** begin MATERIAL FOR THIS EXERCISE **

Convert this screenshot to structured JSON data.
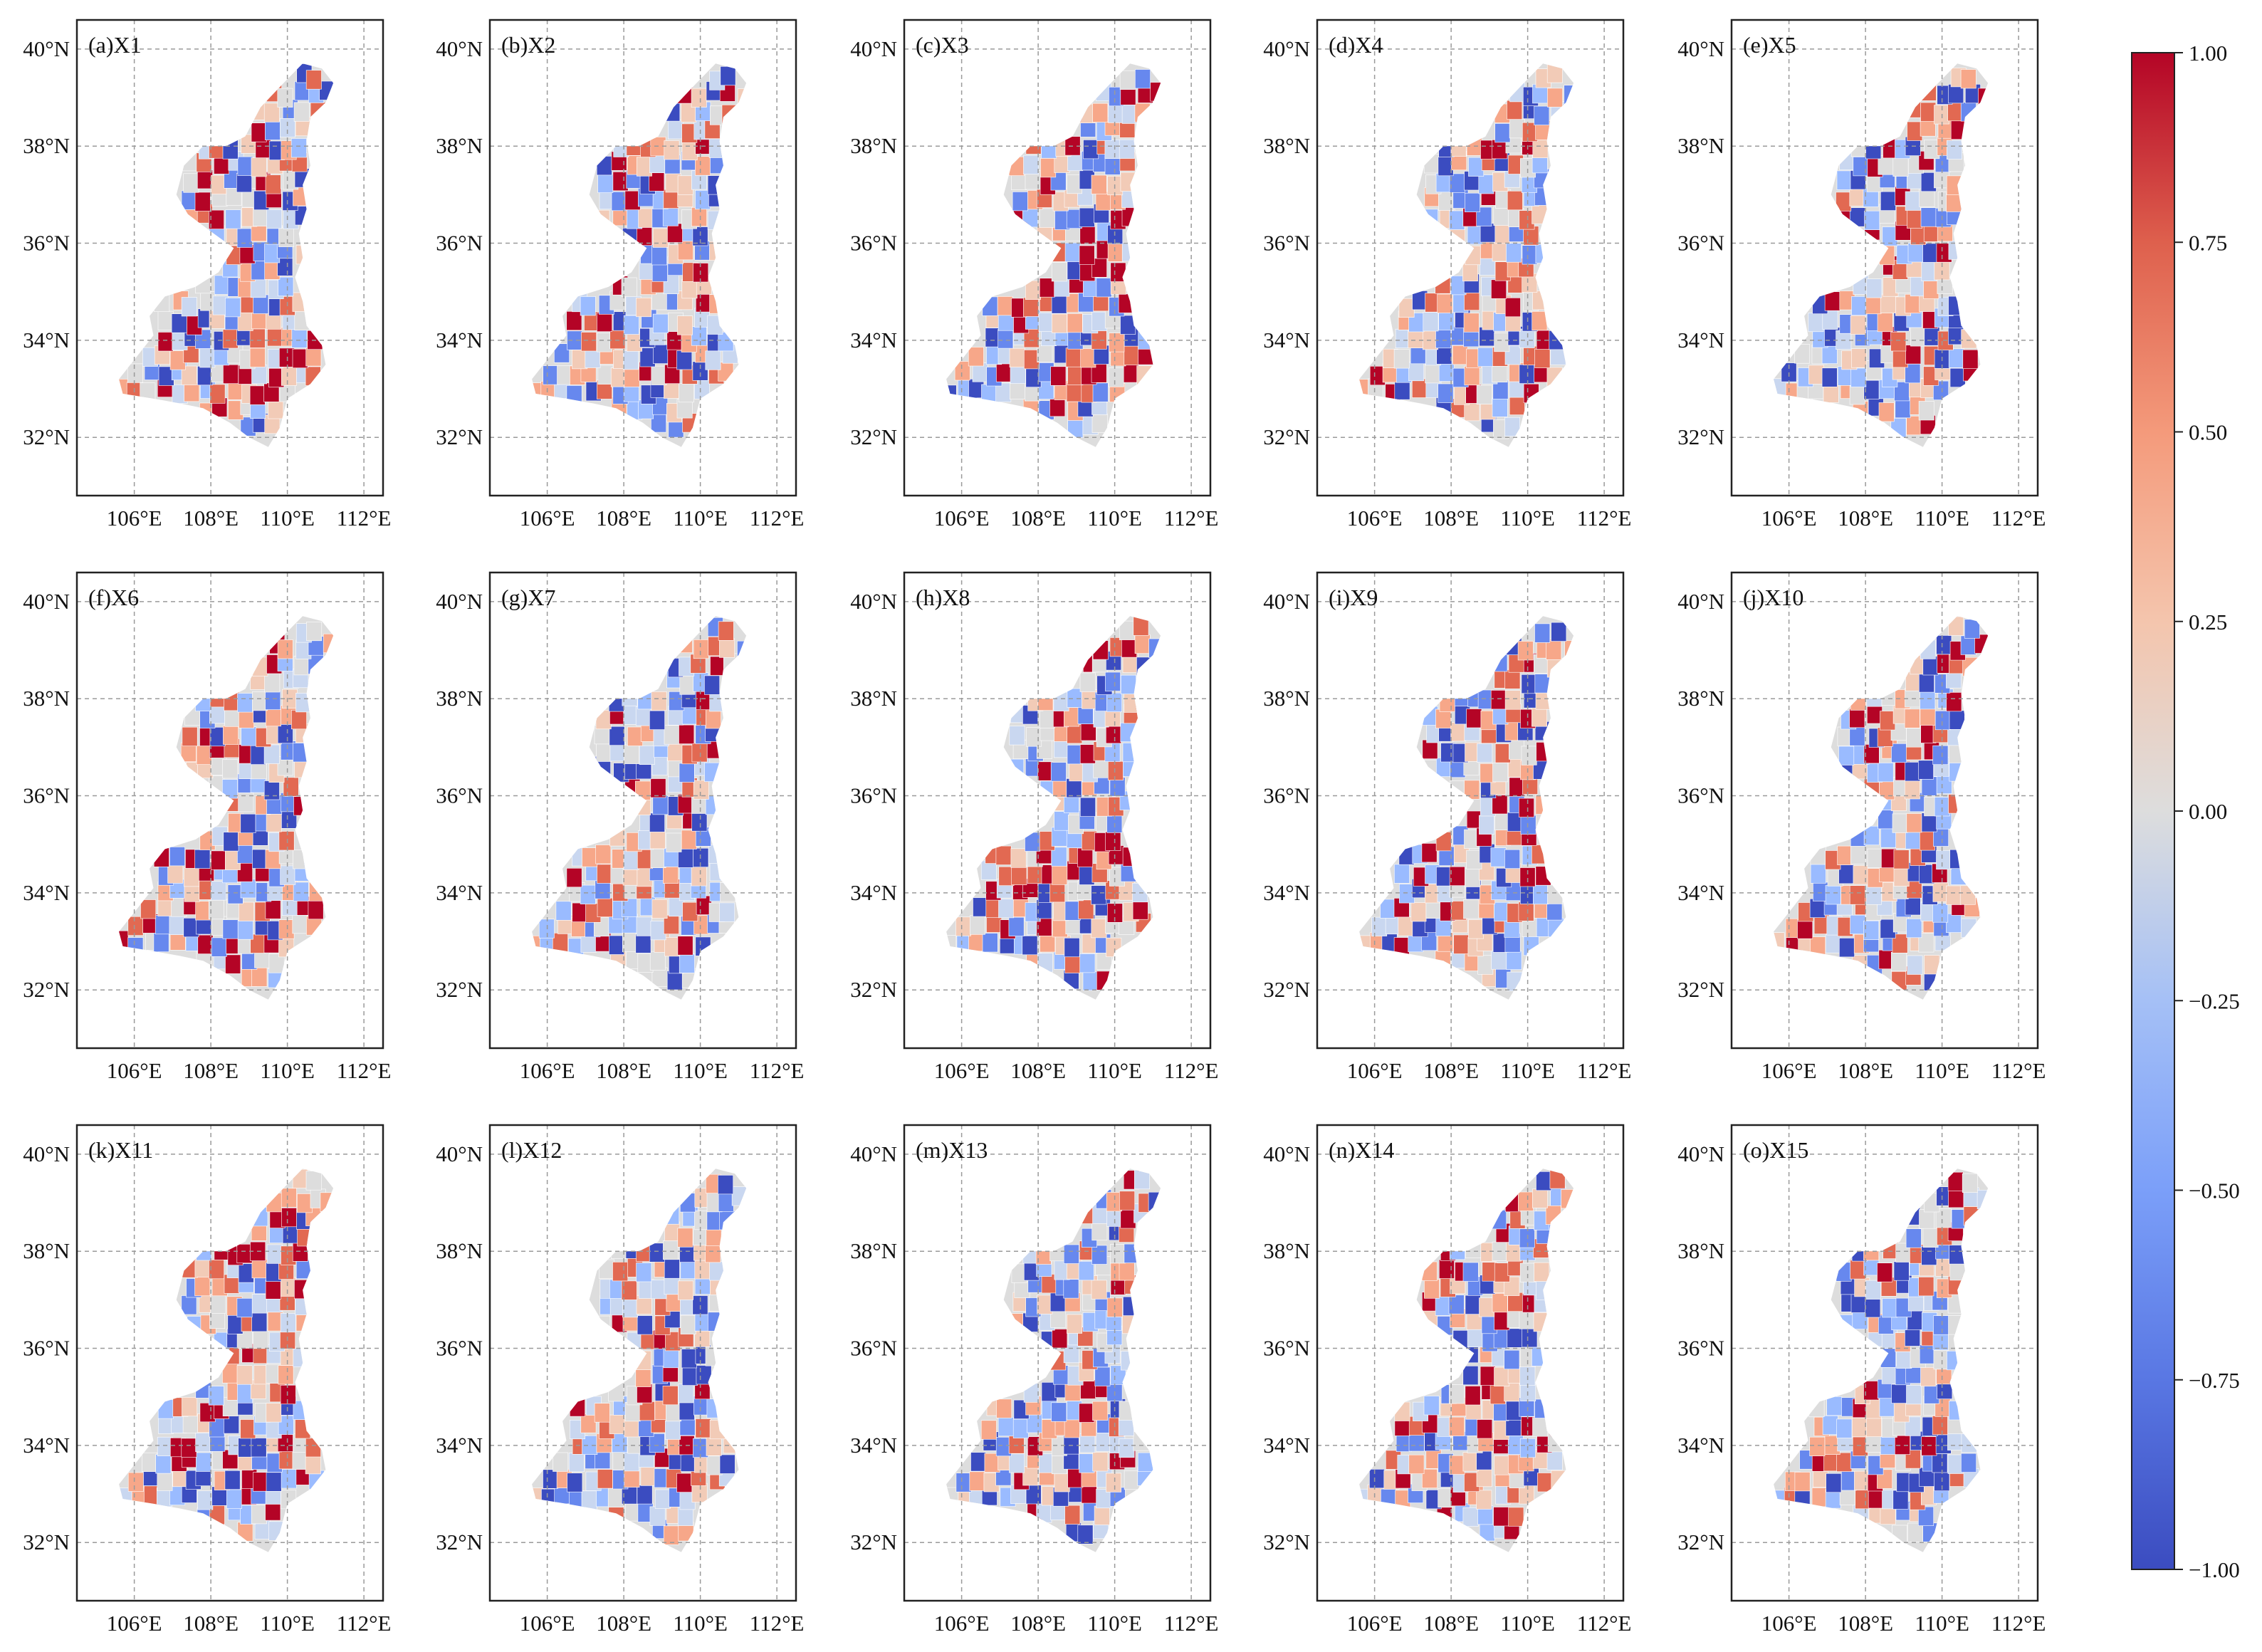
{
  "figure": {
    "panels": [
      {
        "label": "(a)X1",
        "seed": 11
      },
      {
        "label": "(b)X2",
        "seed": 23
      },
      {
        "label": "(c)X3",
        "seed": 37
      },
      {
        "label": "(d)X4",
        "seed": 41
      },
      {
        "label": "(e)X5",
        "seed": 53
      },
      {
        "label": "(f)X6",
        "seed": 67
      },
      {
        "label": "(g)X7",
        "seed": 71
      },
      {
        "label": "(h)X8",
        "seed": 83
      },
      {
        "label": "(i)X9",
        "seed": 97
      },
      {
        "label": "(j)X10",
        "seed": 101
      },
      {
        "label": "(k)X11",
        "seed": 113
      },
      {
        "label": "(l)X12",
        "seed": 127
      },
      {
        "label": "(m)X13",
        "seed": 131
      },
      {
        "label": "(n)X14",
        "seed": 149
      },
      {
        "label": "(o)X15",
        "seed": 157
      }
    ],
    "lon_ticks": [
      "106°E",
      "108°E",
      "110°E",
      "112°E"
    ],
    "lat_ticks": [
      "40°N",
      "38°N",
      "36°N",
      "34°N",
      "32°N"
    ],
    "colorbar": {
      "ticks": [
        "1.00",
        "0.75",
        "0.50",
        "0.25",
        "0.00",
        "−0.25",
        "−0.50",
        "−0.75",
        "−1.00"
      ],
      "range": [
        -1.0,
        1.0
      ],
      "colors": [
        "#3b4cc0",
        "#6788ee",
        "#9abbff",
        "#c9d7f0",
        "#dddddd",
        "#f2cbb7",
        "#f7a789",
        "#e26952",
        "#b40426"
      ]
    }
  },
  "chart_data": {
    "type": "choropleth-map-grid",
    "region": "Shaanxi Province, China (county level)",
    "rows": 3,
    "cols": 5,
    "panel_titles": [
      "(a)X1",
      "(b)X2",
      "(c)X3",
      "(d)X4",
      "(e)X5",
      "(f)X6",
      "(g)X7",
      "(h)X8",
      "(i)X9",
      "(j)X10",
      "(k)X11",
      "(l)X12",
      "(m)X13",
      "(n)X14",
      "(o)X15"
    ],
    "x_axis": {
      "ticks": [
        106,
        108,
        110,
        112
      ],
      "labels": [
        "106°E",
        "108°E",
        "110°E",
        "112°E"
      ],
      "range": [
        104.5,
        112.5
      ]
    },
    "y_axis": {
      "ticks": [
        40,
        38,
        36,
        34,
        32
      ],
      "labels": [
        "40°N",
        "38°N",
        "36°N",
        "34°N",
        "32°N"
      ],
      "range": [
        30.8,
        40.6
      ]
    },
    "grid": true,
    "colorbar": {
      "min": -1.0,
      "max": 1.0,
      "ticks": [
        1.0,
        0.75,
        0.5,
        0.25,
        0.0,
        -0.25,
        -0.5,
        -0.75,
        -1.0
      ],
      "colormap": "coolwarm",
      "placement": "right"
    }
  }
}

** end MATERIAL FOR THIS EXERCISE **

* [WRITTEN PROBLEM] Transcribe the records verbatim and omit the images.

* [RESPONSE TO THIS EXERCISE]
Convert this screenshot to structured JSON data.
{
  "figure": {
    "panels": [
      {
        "label": "(a)X1",
        "seed": 11
      },
      {
        "label": "(b)X2",
        "seed": 23
      },
      {
        "label": "(c)X3",
        "seed": 37
      },
      {
        "label": "(d)X4",
        "seed": 41
      },
      {
        "label": "(e)X5",
        "seed": 53
      },
      {
        "label": "(f)X6",
        "seed": 67
      },
      {
        "label": "(g)X7",
        "seed": 71
      },
      {
        "label": "(h)X8",
        "seed": 83
      },
      {
        "label": "(i)X9",
        "seed": 97
      },
      {
        "label": "(j)X10",
        "seed": 101
      },
      {
        "label": "(k)X11",
        "seed": 113
      },
      {
        "label": "(l)X12",
        "seed": 127
      },
      {
        "label": "(m)X13",
        "seed": 131
      },
      {
        "label": "(n)X14",
        "seed": 149
      },
      {
        "label": "(o)X15",
        "seed": 157
      }
    ],
    "lon_ticks": [
      "106°E",
      "108°E",
      "110°E",
      "112°E"
    ],
    "lat_ticks": [
      "40°N",
      "38°N",
      "36°N",
      "34°N",
      "32°N"
    ],
    "colorbar": {
      "ticks": [
        "1.00",
        "0.75",
        "0.50",
        "0.25",
        "0.00",
        "−0.25",
        "−0.50",
        "−0.75",
        "−1.00"
      ],
      "range": [
        -1.0,
        1.0
      ],
      "colors": [
        "#3b4cc0",
        "#6788ee",
        "#9abbff",
        "#c9d7f0",
        "#dddddd",
        "#f2cbb7",
        "#f7a789",
        "#e26952",
        "#b40426"
      ]
    }
  },
  "chart_data": {
    "type": "choropleth-map-grid",
    "region": "Shaanxi Province, China (county level)",
    "rows": 3,
    "cols": 5,
    "panel_titles": [
      "(a)X1",
      "(b)X2",
      "(c)X3",
      "(d)X4",
      "(e)X5",
      "(f)X6",
      "(g)X7",
      "(h)X8",
      "(i)X9",
      "(j)X10",
      "(k)X11",
      "(l)X12",
      "(m)X13",
      "(n)X14",
      "(o)X15"
    ],
    "x_axis": {
      "ticks": [
        106,
        108,
        110,
        112
      ],
      "labels": [
        "106°E",
        "108°E",
        "110°E",
        "112°E"
      ],
      "range": [
        104.5,
        112.5
      ]
    },
    "y_axis": {
      "ticks": [
        40,
        38,
        36,
        34,
        32
      ],
      "labels": [
        "40°N",
        "38°N",
        "36°N",
        "34°N",
        "32°N"
      ],
      "range": [
        30.8,
        40.6
      ]
    },
    "grid": true,
    "colorbar": {
      "min": -1.0,
      "max": 1.0,
      "ticks": [
        1.0,
        0.75,
        0.5,
        0.25,
        0.0,
        -0.25,
        -0.5,
        -0.75,
        -1.0
      ],
      "colormap": "coolwarm",
      "placement": "right"
    }
  }
}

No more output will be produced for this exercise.